◆ **WORK TO DO**: Give the number of lines below that contain "times", with no other output.

◆ **DATA SHOWN**:
++++++

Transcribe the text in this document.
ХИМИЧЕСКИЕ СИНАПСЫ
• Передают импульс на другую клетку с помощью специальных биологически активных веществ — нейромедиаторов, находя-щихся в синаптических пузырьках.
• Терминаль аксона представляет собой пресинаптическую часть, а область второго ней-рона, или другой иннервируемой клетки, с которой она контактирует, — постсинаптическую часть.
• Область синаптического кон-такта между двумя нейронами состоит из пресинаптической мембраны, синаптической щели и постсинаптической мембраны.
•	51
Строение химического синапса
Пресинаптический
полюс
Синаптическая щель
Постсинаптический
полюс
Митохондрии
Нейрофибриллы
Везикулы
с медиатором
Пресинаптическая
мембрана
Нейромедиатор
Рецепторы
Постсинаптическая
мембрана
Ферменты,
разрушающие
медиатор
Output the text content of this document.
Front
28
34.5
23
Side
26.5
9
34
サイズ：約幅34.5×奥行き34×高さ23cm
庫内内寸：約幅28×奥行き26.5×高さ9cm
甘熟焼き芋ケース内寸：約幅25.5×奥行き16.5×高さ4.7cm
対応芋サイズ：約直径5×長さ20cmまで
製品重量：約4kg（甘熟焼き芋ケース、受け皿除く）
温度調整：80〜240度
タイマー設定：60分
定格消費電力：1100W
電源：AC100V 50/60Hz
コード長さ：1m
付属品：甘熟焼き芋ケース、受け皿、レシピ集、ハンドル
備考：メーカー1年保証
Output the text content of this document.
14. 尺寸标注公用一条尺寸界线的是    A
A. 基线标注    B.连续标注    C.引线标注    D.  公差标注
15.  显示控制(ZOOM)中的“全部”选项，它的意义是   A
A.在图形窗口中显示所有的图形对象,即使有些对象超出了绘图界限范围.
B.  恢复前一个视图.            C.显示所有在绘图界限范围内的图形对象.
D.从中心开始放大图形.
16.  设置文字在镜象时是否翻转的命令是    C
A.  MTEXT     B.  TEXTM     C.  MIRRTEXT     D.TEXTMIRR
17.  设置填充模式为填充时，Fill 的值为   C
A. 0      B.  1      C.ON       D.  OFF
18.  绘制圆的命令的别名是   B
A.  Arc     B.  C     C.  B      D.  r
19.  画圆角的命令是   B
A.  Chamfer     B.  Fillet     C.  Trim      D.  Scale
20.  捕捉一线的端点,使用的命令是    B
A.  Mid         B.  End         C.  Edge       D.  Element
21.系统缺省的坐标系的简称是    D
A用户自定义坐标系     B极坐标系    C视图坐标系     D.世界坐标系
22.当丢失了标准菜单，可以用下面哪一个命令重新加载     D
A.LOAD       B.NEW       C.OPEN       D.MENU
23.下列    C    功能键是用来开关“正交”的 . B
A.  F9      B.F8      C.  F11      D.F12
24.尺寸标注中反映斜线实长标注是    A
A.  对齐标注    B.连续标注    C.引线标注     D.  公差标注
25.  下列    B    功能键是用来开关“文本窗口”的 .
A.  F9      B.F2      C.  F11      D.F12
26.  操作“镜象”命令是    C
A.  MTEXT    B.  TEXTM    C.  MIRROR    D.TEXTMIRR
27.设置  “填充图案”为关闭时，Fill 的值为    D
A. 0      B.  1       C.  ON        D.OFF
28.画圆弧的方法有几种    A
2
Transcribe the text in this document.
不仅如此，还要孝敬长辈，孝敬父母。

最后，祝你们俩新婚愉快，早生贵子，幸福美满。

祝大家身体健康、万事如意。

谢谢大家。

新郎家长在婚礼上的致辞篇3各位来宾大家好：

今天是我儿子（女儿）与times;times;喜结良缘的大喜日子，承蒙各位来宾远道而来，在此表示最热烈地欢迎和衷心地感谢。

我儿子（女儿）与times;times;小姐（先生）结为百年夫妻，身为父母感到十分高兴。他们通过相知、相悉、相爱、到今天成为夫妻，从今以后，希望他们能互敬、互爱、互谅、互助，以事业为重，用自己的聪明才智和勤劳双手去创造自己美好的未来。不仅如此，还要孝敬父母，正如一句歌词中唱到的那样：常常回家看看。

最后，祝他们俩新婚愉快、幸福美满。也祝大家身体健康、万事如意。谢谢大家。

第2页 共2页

++++++

◆ **COMPLETE ANSWER**: 2